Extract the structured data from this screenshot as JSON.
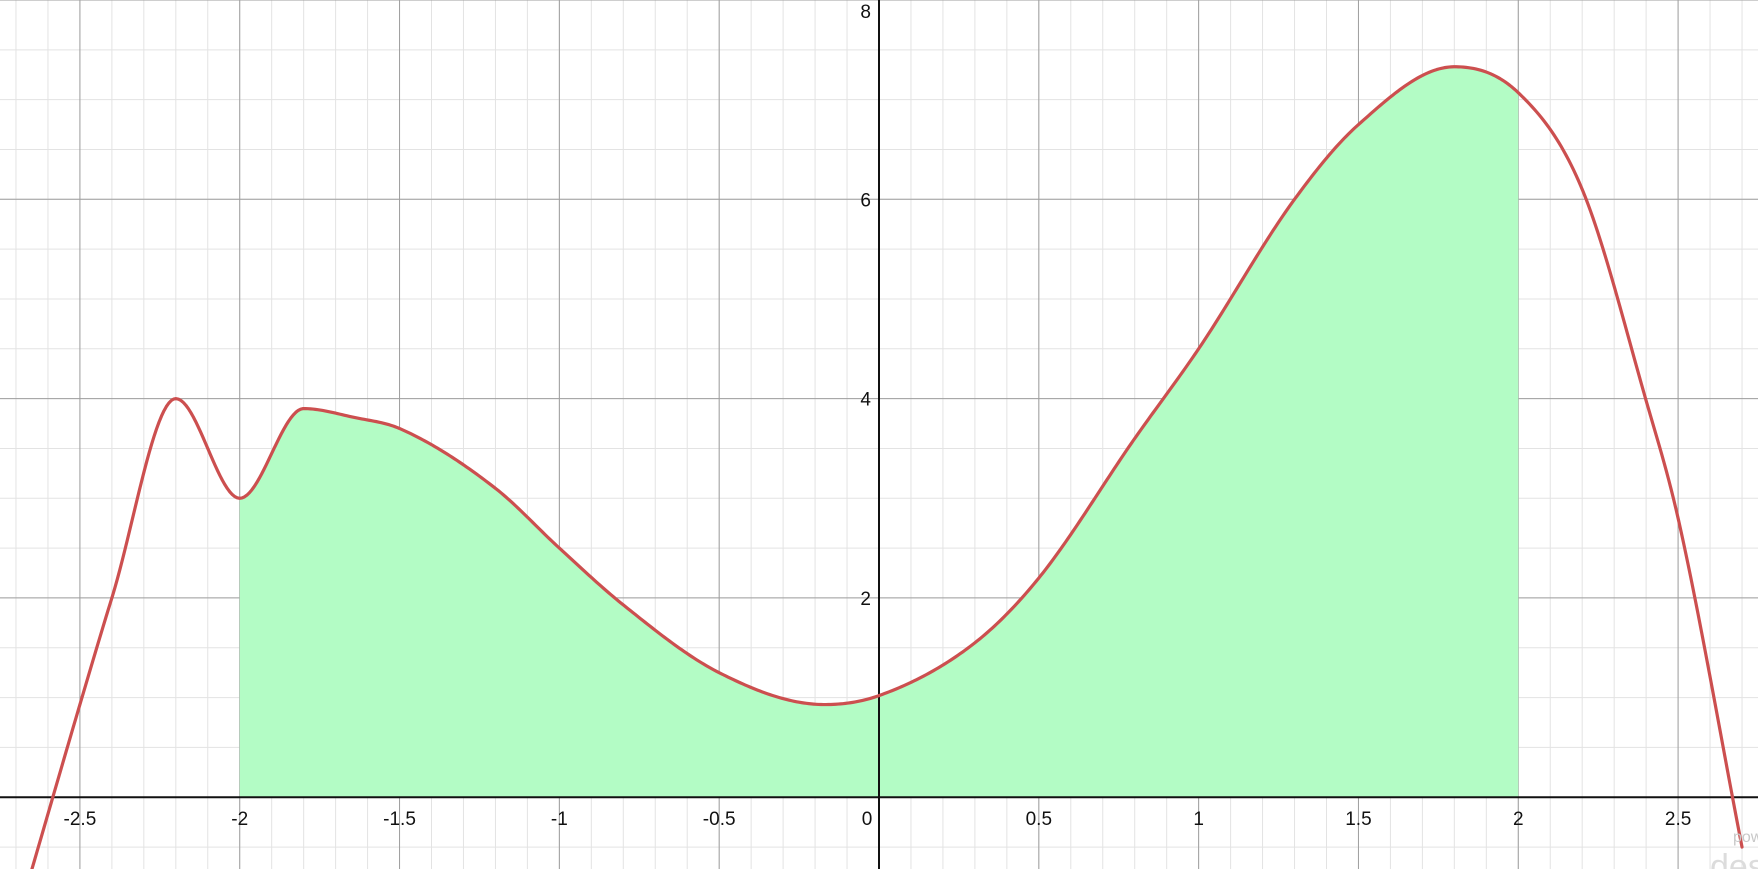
{
  "chart_data": {
    "type": "area",
    "title": "",
    "xlabel": "",
    "ylabel": "",
    "xlim": [
      -2.75,
      2.75
    ],
    "ylim": [
      -0.72,
      8.0
    ],
    "grid": true,
    "major_x_ticks": [
      -2.5,
      -2,
      -1.5,
      -1,
      -0.5,
      0,
      0.5,
      1,
      1.5,
      2,
      2.5
    ],
    "x_tick_labels": [
      "-2.5",
      "-2",
      "-1.5",
      "-1",
      "-0.5",
      "0",
      "0.5",
      "1",
      "1.5",
      "2",
      "2.5"
    ],
    "major_y_ticks": [
      2,
      4,
      6,
      8
    ],
    "y_tick_labels": [
      "2",
      "4",
      "6",
      "8"
    ],
    "minor_x_step": 0.1,
    "minor_y_step": 0.5,
    "series": [
      {
        "x": [
          -2.65,
          -2.5,
          -2.4,
          -2.2,
          -2.0,
          -1.8,
          -1.64,
          -1.5,
          -1.2,
          -1.0,
          -0.8,
          -0.5,
          -0.17,
          0.0,
          0.3,
          0.5,
          0.8,
          1.0,
          1.3,
          1.5,
          1.8,
          2.0,
          2.2,
          2.4,
          2.5,
          2.7
        ],
        "y": [
          -0.72,
          0.93,
          2.0,
          4.0,
          3.0,
          3.9,
          3.81,
          3.7,
          3.1,
          2.5,
          1.93,
          1.25,
          0.93,
          1.02,
          1.55,
          2.2,
          3.6,
          4.5,
          6.0,
          6.75,
          7.33,
          7.07,
          6.1,
          3.98,
          2.8,
          -0.5
        ]
      }
    ],
    "shaded_region": {
      "x_from": -2,
      "x_to": 2,
      "y_base": 0,
      "fill": "#b3fcc5"
    },
    "curve_color": "#cc4f4f",
    "watermark_text": "pow",
    "watermark_text_2": "des"
  }
}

•••

### Aim of the task
Quote every line of the records above exactly; no picture is to be copied.

### Answer to this task
Extract the structured data from this screenshot as JSON.
{
  "chart_data": {
    "type": "area",
    "title": "",
    "xlabel": "",
    "ylabel": "",
    "xlim": [
      -2.75,
      2.75
    ],
    "ylim": [
      -0.72,
      8.0
    ],
    "grid": true,
    "major_x_ticks": [
      -2.5,
      -2,
      -1.5,
      -1,
      -0.5,
      0,
      0.5,
      1,
      1.5,
      2,
      2.5
    ],
    "x_tick_labels": [
      "-2.5",
      "-2",
      "-1.5",
      "-1",
      "-0.5",
      "0",
      "0.5",
      "1",
      "1.5",
      "2",
      "2.5"
    ],
    "major_y_ticks": [
      2,
      4,
      6,
      8
    ],
    "y_tick_labels": [
      "2",
      "4",
      "6",
      "8"
    ],
    "minor_x_step": 0.1,
    "minor_y_step": 0.5,
    "series": [
      {
        "x": [
          -2.65,
          -2.5,
          -2.4,
          -2.2,
          -2.0,
          -1.8,
          -1.64,
          -1.5,
          -1.2,
          -1.0,
          -0.8,
          -0.5,
          -0.17,
          0.0,
          0.3,
          0.5,
          0.8,
          1.0,
          1.3,
          1.5,
          1.8,
          2.0,
          2.2,
          2.4,
          2.5,
          2.7
        ],
        "y": [
          -0.72,
          0.93,
          2.0,
          4.0,
          3.0,
          3.9,
          3.81,
          3.7,
          3.1,
          2.5,
          1.93,
          1.25,
          0.93,
          1.02,
          1.55,
          2.2,
          3.6,
          4.5,
          6.0,
          6.75,
          7.33,
          7.07,
          6.1,
          3.98,
          2.8,
          -0.5
        ]
      }
    ],
    "shaded_region": {
      "x_from": -2,
      "x_to": 2,
      "y_base": 0,
      "fill": "#b3fcc5"
    },
    "curve_color": "#cc4f4f",
    "watermark_text": "pow",
    "watermark_text_2": "des"
  }
}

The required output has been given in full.